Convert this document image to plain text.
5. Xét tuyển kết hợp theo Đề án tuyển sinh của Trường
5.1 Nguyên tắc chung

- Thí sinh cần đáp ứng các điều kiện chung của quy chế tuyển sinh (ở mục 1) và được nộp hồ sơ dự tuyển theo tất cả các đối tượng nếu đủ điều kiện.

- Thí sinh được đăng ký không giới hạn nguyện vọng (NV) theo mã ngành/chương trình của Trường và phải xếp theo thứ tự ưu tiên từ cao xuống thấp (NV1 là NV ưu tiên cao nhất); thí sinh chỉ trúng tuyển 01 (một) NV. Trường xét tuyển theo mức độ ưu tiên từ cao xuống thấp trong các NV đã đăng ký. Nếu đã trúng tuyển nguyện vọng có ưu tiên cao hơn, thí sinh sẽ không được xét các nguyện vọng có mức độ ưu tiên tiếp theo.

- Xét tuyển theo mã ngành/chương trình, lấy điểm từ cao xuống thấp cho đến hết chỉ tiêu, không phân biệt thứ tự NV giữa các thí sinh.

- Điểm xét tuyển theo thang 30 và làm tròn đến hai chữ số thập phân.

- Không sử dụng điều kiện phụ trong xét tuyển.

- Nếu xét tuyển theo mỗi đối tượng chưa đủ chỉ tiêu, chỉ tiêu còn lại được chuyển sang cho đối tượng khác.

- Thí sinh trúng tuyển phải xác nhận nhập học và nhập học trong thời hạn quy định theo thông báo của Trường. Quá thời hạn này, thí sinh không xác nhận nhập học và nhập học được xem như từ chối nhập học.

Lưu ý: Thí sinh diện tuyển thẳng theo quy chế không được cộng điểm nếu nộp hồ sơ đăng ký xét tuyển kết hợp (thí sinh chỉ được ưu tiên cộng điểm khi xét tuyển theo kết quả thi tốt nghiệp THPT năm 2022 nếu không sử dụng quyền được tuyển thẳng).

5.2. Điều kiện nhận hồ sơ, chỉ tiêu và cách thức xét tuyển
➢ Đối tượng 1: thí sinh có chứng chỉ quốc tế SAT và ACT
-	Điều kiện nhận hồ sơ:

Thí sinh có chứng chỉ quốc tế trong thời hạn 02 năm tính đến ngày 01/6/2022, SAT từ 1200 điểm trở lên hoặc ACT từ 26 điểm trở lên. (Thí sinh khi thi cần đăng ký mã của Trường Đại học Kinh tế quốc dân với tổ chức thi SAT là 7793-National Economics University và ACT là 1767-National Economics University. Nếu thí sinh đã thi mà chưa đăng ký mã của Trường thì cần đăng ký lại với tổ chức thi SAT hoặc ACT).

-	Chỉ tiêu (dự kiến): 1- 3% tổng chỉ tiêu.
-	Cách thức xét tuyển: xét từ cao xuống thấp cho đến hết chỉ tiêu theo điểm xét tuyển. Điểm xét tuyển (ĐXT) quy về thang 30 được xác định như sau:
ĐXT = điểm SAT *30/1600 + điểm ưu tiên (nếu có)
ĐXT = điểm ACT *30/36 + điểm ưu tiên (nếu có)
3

━━━━━━━━━━

### WRITTEN PROBLEM
Print the whole listing again, exactly.

### IN RESPONSE
Convert this document image to plain text.
5. Xét tuyển kết hợp theo Đề án tuyển sinh của Trường
5.1 Nguyên tắc chung

- Thí sinh cần đáp ứng các điều kiện chung của quy chế tuyển sinh (ở mục 1) và được nộp hồ sơ dự tuyển theo tất cả các đối tượng nếu đủ điều kiện.

- Thí sinh được đăng ký không giới hạn nguyện vọng (NV) theo mã ngành/chương trình của Trường và phải xếp theo thứ tự ưu tiên từ cao xuống thấp (NV1 là NV ưu tiên cao nhất); thí sinh chỉ trúng tuyển 01 (một) NV. Trường xét tuyển theo mức độ ưu tiên từ cao xuống thấp trong các NV đã đăng ký. Nếu đã trúng tuyển nguyện vọng có ưu tiên cao hơn, thí sinh sẽ không được xét các nguyện vọng có mức độ ưu tiên tiếp theo.

- Xét tuyển theo mã ngành/chương trình, lấy điểm từ cao xuống thấp cho đến hết chỉ tiêu, không phân biệt thứ tự NV giữa các thí sinh.

- Điểm xét tuyển theo thang 30 và làm tròn đến hai chữ số thập phân.

- Không sử dụng điều kiện phụ trong xét tuyển.

- Nếu xét tuyển theo mỗi đối tượng chưa đủ chỉ tiêu, chỉ tiêu còn lại được chuyển sang cho đối tượng khác.

- Thí sinh trúng tuyển phải xác nhận nhập học và nhập học trong thời hạn quy định theo thông báo của Trường. Quá thời hạn này, thí sinh không xác nhận nhập học và nhập học được xem như từ chối nhập học.

Lưu ý: Thí sinh diện tuyển thẳng theo quy chế không được cộng điểm nếu nộp hồ sơ đăng ký xét tuyển kết hợp (thí sinh chỉ được ưu tiên cộng điểm khi xét tuyển theo kết quả thi tốt nghiệp THPT năm 2022 nếu không sử dụng quyền được tuyển thẳng).

5.2. Điều kiện nhận hồ sơ, chỉ tiêu và cách thức xét tuyển
➢ Đối tượng 1: thí sinh có chứng chỉ quốc tế SAT và ACT
-	Điều kiện nhận hồ sơ:

Thí sinh có chứng chỉ quốc tế trong thời hạn 02 năm tính đến ngày 01/6/2022, SAT từ 1200 điểm trở lên hoặc ACT từ 26 điểm trở lên. (Thí sinh khi thi cần đăng ký mã của Trường Đại học Kinh tế quốc dân với tổ chức thi SAT là 7793-National Economics University và ACT là 1767-National Economics University. Nếu thí sinh đã thi mà chưa đăng ký mã của Trường thì cần đăng ký lại với tổ chức thi SAT hoặc ACT).

-	Chỉ tiêu (dự kiến): 1- 3% tổng chỉ tiêu.
-	Cách thức xét tuyển: xét từ cao xuống thấp cho đến hết chỉ tiêu theo điểm xét tuyển. Điểm xét tuyển (ĐXT) quy về thang 30 được xác định như sau:
ĐXT = điểm SAT *30/1600 + điểm ưu tiên (nếu có)
ĐXT = điểm ACT *30/36 + điểm ưu tiên (nếu có)
3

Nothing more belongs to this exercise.